Records that describe figures:

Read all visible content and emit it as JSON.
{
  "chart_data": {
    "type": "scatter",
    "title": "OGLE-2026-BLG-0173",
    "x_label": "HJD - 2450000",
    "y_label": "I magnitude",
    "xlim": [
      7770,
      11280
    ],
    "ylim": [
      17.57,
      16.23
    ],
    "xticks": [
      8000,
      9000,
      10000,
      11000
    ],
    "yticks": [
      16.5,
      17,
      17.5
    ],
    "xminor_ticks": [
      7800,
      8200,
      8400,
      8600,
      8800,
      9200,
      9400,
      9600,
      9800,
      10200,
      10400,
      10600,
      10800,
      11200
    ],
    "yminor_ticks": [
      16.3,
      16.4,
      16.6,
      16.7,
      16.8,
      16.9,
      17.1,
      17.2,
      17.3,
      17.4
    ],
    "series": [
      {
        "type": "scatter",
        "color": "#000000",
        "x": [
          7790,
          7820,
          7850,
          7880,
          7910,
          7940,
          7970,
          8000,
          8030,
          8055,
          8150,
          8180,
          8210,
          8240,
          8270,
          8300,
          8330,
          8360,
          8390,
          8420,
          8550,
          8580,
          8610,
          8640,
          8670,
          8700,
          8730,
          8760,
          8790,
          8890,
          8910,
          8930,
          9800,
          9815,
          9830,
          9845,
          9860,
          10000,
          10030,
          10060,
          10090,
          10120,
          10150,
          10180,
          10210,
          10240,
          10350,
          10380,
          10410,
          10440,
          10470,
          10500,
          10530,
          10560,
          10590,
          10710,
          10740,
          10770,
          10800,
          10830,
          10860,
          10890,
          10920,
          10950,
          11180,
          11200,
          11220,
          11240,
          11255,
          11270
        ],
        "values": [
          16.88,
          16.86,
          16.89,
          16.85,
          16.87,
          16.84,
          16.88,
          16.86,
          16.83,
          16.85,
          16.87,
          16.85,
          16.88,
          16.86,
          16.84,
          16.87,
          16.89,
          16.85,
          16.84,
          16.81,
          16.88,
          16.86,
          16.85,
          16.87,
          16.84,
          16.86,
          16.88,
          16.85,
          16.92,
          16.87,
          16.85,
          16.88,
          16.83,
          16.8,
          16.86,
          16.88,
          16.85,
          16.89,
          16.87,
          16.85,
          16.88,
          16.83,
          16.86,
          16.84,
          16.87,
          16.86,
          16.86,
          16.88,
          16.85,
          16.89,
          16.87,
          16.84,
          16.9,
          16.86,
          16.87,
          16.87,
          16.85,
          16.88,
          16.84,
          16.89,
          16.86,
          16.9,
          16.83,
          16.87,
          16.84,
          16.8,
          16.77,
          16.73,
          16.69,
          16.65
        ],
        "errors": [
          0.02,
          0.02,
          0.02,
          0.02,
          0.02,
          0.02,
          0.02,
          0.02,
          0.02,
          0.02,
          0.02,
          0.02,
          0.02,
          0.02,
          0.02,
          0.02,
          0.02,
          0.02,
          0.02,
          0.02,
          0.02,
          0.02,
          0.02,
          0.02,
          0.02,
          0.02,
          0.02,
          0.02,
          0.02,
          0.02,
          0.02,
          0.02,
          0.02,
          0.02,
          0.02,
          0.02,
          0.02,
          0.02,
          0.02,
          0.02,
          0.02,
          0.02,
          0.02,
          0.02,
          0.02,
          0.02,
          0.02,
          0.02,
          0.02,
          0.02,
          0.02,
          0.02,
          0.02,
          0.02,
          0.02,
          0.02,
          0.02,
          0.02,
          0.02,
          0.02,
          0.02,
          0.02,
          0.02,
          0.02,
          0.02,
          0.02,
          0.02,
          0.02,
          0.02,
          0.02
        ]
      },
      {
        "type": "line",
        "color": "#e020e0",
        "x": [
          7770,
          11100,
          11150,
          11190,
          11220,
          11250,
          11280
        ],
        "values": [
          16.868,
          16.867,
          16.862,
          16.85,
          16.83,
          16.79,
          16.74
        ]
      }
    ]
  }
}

* * *

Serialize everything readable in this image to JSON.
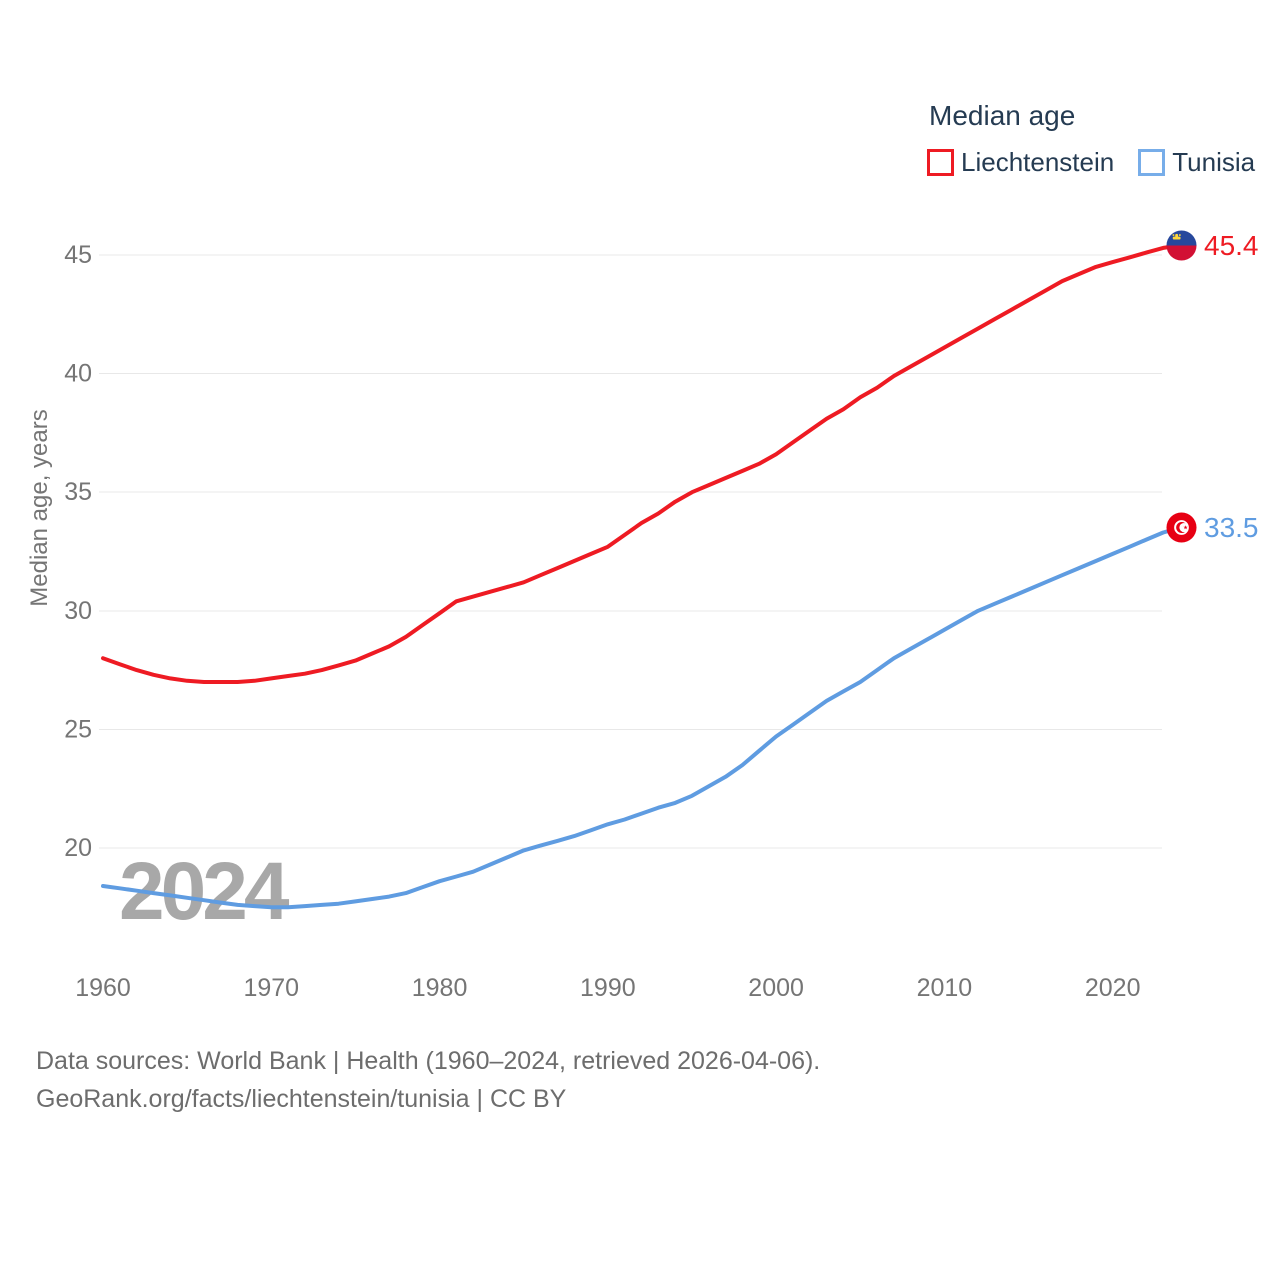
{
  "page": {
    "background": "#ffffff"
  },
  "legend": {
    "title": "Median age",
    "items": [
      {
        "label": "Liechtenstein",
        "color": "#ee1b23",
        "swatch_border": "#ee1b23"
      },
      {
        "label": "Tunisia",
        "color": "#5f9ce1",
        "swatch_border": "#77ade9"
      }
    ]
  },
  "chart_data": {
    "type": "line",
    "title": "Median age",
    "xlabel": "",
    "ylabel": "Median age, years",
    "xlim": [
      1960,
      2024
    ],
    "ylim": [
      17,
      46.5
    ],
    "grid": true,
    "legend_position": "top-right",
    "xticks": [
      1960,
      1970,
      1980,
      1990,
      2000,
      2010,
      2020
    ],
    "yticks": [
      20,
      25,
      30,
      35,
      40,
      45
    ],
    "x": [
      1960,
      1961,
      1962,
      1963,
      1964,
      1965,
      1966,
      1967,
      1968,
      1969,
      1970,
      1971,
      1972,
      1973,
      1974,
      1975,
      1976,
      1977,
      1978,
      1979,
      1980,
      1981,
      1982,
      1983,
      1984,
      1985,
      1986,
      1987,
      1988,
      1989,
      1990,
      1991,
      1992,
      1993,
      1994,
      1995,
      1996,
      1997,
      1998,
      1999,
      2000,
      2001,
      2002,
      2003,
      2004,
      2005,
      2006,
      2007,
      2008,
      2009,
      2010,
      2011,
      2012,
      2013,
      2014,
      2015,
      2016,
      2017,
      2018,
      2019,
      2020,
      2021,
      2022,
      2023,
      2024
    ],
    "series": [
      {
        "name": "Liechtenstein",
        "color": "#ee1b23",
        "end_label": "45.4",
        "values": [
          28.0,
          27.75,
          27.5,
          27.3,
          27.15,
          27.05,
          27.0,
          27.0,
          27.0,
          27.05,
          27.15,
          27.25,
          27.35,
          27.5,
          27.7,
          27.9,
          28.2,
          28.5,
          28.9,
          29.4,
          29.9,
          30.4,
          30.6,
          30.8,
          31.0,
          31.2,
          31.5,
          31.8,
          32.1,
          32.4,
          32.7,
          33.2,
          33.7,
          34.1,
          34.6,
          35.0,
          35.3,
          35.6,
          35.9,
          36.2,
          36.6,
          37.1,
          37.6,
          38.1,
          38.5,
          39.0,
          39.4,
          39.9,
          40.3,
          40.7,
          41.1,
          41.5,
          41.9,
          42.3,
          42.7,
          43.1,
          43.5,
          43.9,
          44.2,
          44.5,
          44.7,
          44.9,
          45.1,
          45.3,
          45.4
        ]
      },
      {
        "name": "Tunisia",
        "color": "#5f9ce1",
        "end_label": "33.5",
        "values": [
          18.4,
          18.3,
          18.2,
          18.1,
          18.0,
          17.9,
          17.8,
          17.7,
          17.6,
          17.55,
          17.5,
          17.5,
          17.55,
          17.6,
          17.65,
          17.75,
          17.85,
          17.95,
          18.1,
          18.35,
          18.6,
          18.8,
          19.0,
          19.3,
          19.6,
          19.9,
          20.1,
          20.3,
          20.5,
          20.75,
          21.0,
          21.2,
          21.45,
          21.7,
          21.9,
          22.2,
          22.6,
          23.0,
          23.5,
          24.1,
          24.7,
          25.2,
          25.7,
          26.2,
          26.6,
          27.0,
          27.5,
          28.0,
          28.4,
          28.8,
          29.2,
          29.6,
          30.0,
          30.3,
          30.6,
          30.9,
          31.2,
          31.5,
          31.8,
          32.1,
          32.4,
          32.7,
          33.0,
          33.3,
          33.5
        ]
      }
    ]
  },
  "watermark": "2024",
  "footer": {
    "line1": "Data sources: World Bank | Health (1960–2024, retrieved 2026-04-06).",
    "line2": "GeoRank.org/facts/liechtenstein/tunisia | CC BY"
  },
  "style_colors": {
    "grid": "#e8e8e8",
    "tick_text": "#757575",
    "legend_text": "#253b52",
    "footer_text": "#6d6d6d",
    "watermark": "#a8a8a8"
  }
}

OBJECTIVE »
Select every line where the word "type" occurs.

RESPONSE TO THE EXERCISE »
    "type": "scatter",
        "type": "scatter",
        "type": "line",
    "type": "line",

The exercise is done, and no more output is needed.